======== RECORD EXCERPTS

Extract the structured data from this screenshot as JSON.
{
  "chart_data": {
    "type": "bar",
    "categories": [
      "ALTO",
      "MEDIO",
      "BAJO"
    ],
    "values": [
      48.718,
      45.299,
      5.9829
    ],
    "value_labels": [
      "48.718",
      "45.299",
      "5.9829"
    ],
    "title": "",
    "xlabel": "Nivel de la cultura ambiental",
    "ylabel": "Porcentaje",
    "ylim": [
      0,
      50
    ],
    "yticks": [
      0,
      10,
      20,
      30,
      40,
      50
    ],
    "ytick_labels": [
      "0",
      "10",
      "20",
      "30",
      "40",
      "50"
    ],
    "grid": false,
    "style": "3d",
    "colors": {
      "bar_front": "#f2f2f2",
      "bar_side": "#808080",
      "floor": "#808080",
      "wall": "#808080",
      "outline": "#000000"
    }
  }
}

================
======== RECORD EXCERPTS

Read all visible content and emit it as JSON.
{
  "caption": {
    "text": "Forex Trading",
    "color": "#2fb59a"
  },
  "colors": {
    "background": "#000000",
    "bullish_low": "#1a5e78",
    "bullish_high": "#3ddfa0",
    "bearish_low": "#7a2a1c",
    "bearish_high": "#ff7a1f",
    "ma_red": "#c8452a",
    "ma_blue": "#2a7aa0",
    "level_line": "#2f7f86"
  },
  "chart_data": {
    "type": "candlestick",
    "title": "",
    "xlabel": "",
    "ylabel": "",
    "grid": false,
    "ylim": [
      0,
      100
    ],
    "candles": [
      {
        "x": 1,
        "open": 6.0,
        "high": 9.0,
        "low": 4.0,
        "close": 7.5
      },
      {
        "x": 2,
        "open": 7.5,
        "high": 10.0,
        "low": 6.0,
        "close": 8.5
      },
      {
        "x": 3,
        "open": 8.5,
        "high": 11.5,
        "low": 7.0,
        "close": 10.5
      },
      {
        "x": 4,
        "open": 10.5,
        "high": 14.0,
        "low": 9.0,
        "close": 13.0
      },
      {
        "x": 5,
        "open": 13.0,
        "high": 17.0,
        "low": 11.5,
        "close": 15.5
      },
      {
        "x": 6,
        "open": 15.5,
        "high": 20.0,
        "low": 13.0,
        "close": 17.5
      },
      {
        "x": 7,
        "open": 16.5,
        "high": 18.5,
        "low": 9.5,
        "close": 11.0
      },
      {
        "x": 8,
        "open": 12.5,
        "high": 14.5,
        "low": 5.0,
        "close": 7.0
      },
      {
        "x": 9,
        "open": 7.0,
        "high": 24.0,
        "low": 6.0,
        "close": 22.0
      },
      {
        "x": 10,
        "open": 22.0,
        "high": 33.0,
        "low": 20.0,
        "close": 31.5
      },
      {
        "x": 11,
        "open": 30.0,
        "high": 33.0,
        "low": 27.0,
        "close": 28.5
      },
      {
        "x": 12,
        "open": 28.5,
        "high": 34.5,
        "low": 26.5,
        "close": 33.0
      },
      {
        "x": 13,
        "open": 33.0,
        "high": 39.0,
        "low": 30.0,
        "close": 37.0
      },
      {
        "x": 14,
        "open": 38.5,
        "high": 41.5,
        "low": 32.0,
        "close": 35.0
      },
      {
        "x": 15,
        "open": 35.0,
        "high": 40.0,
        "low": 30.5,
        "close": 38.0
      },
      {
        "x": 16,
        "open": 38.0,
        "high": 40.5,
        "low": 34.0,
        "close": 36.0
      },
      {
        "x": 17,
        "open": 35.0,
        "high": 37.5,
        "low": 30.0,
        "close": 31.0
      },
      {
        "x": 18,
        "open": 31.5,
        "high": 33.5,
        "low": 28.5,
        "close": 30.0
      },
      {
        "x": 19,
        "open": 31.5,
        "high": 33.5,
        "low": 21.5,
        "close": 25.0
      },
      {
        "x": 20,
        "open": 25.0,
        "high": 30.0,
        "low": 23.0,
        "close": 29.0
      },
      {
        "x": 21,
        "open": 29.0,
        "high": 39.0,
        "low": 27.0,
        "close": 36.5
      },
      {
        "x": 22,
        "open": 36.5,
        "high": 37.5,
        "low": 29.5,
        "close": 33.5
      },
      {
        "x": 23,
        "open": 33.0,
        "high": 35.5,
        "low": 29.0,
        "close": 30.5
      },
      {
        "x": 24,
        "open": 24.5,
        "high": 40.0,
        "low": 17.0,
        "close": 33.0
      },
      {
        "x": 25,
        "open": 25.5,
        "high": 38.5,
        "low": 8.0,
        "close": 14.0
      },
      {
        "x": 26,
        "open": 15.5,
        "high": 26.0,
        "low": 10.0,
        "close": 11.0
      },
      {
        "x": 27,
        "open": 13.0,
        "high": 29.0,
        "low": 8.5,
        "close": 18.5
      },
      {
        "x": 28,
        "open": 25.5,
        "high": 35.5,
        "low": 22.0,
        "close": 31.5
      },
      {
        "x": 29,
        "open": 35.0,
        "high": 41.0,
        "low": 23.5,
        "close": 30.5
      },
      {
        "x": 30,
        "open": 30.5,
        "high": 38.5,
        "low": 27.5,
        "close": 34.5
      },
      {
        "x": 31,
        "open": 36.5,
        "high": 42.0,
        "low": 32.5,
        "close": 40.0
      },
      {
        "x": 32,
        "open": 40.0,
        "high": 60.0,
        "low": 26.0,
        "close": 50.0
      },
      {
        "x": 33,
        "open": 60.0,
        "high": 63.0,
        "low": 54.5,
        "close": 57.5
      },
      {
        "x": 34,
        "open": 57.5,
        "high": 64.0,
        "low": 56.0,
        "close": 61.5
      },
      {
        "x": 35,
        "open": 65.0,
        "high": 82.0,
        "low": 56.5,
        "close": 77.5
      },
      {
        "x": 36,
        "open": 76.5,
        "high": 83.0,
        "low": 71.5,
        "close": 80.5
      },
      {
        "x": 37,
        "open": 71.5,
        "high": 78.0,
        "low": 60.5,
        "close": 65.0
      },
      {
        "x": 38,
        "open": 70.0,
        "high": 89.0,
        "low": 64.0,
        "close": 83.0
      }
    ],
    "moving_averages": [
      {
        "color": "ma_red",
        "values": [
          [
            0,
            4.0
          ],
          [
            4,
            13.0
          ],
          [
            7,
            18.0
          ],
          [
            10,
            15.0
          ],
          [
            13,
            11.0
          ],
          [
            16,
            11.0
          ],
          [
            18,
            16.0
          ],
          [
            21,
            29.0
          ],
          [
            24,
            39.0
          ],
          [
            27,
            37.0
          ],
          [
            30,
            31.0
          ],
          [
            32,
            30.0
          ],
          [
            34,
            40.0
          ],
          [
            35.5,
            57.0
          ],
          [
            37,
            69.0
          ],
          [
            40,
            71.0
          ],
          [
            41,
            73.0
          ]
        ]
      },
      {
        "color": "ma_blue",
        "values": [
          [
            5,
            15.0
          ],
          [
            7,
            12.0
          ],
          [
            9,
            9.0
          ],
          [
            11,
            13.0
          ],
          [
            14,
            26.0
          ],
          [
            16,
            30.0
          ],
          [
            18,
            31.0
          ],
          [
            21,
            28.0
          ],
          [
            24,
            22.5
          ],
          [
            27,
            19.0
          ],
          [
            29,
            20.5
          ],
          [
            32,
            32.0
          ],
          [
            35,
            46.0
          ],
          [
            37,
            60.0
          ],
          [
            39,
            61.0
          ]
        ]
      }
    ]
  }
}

================

In the data above, how many lines contain the string "JSON"? Answer with the number only.

2